■ **JOB**
Turn every line from the one containing "ma-value-2: MA2=19.344 bbox=[282, 24, 354, 37]" through the one containing "signal-arrow-icon: ↑ bbox=[537, 186, 545, 196]", both included, into a JSON list of strings with one string per line, omitting any blank lines.

■ **DATA ROWS**

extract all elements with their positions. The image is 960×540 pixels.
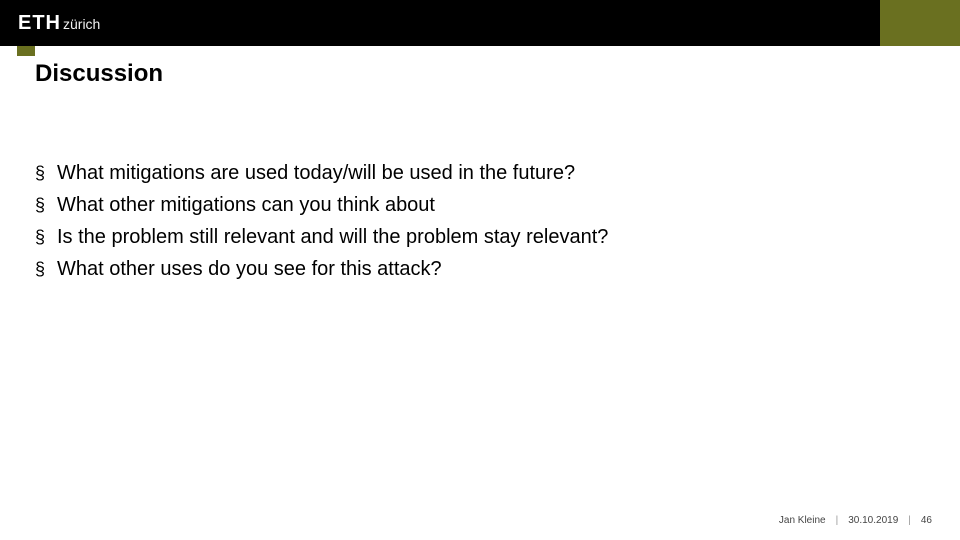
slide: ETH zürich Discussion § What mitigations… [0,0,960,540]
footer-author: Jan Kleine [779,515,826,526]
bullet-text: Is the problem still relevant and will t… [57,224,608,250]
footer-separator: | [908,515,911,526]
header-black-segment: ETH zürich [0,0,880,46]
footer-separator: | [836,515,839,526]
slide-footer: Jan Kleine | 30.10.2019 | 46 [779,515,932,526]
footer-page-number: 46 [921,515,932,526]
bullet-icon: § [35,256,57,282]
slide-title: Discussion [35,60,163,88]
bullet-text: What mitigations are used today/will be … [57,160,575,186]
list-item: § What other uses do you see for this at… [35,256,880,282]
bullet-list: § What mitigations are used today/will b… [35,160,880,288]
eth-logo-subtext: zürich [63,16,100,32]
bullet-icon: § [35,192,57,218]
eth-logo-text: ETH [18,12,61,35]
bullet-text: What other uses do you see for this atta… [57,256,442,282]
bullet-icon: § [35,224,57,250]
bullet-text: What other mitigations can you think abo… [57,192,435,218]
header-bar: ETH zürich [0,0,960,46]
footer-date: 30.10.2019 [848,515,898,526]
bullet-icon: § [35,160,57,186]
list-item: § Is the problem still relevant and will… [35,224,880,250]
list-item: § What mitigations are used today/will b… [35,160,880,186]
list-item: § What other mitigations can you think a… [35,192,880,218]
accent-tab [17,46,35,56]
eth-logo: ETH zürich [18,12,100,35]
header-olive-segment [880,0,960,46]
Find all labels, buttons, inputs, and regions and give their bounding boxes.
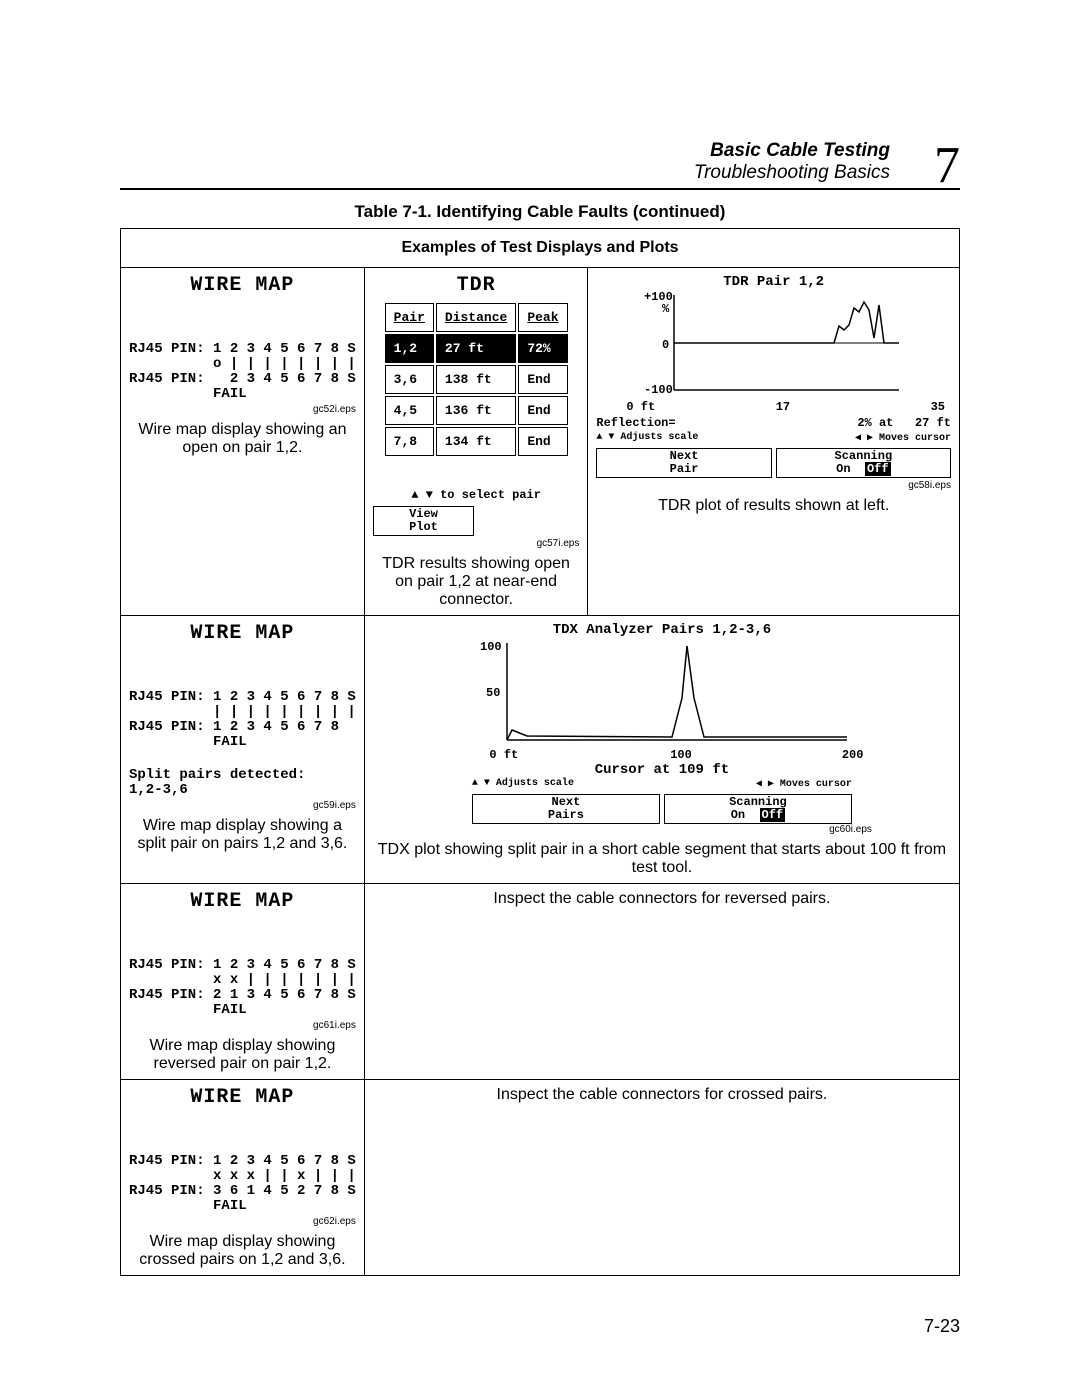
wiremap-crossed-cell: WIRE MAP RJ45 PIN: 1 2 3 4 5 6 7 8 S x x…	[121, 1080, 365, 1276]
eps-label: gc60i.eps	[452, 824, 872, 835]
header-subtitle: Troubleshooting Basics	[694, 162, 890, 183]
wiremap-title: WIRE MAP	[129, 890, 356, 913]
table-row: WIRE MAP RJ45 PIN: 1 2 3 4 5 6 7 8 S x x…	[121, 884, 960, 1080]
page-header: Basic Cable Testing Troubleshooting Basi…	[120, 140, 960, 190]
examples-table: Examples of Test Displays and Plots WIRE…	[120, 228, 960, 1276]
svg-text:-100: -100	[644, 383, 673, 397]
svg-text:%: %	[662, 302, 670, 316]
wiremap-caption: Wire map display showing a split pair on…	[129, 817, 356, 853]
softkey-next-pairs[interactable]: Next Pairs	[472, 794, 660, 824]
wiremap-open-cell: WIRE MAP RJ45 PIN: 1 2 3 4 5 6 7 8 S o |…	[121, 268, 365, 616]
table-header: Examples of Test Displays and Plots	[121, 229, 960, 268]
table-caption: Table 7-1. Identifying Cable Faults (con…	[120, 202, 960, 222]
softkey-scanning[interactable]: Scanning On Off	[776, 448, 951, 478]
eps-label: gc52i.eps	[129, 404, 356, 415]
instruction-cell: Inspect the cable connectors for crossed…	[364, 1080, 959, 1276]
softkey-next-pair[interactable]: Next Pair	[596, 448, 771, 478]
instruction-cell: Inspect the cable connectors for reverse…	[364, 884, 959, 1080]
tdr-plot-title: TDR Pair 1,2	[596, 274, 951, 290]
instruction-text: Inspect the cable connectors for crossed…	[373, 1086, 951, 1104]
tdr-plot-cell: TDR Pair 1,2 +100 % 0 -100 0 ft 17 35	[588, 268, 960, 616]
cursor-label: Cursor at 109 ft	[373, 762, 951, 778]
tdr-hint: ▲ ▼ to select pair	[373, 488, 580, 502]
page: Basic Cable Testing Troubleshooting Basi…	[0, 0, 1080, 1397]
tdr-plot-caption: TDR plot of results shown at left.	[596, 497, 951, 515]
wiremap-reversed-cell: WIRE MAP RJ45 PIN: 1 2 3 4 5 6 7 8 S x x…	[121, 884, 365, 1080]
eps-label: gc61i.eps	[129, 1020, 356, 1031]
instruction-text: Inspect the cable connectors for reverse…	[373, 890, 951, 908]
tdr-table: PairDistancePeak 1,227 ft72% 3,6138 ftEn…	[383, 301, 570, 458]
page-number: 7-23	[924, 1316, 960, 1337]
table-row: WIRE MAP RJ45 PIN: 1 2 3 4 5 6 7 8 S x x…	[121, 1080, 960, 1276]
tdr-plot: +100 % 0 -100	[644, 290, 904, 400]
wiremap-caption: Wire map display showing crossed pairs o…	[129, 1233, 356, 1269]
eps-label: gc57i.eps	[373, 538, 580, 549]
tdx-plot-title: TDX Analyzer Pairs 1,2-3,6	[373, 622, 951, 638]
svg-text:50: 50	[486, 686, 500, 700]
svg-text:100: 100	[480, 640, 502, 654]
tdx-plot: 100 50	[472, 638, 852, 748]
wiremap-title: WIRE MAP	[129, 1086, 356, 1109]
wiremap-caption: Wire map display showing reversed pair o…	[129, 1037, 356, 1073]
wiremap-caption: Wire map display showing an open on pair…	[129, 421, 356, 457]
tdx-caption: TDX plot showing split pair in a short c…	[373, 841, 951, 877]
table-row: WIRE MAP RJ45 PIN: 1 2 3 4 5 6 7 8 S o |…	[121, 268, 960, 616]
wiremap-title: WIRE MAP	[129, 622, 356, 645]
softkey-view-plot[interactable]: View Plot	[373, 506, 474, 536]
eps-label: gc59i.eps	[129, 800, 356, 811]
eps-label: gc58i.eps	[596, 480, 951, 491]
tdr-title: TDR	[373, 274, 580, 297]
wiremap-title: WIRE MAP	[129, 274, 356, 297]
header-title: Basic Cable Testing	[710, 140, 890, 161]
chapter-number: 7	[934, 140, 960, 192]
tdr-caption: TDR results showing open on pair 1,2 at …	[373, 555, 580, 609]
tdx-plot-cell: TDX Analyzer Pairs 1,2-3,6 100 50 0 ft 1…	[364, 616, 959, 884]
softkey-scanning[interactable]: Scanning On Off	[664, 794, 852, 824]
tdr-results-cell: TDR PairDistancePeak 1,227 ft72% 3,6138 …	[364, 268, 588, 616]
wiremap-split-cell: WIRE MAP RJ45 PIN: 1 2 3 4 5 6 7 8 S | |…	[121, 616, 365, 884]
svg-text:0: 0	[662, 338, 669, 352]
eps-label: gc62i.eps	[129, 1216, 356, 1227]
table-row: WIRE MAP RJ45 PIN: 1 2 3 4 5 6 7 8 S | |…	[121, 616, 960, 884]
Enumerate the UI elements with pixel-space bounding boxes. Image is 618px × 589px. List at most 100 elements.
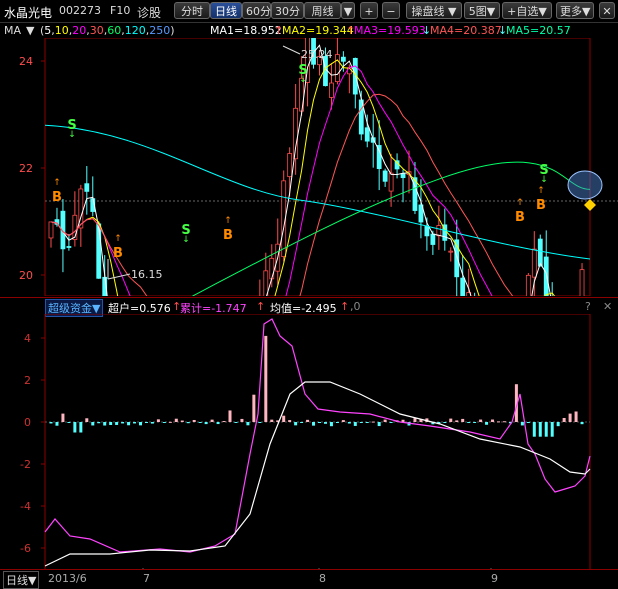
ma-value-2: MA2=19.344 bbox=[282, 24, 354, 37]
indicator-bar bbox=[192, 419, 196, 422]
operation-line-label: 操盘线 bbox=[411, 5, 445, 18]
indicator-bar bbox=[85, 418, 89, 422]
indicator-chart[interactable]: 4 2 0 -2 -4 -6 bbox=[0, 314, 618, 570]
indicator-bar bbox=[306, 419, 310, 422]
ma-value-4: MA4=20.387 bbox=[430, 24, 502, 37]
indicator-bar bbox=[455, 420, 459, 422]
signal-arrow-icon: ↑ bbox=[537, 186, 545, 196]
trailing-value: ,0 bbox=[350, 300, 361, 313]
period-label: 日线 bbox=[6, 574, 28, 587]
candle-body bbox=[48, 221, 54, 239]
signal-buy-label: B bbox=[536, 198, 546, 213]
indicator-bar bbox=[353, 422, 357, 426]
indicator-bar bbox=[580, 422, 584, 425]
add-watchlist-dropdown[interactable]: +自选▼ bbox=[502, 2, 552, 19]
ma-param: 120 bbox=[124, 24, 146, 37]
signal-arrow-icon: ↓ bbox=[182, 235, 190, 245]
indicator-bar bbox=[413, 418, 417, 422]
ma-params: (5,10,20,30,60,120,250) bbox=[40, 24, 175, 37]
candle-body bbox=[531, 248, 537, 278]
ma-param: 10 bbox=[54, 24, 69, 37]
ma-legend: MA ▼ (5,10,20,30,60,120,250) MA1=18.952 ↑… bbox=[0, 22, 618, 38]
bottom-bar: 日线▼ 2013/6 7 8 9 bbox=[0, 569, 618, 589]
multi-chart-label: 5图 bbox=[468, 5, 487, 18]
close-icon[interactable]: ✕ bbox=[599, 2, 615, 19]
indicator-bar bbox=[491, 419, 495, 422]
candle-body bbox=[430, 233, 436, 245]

■ **EXERCISE SOLUTION**
[
  "ma-value-2: MA2=19.344 bbox=[282, 24, 354, 37]",
  "indicator-bar bbox=[192, 419, 196, 422]",
  "operation-line-label: 操盘线 bbox=[411, 5, 445, 18]",
  "indicator-bar bbox=[85, 418, 89, 422]",
  "indicator-chart[interactable]: 4 2 0 -2 -4 -6 bbox=[0, 314, 618, 570]",
  "indicator-bar bbox=[306, 419, 310, 422]",
  "ma-value-4: MA4=20.387 bbox=[430, 24, 502, 37]",
  "indicator-bar bbox=[455, 420, 459, 422]",
  "signal-arrow-icon: ↑ bbox=[537, 186, 545, 196]"
]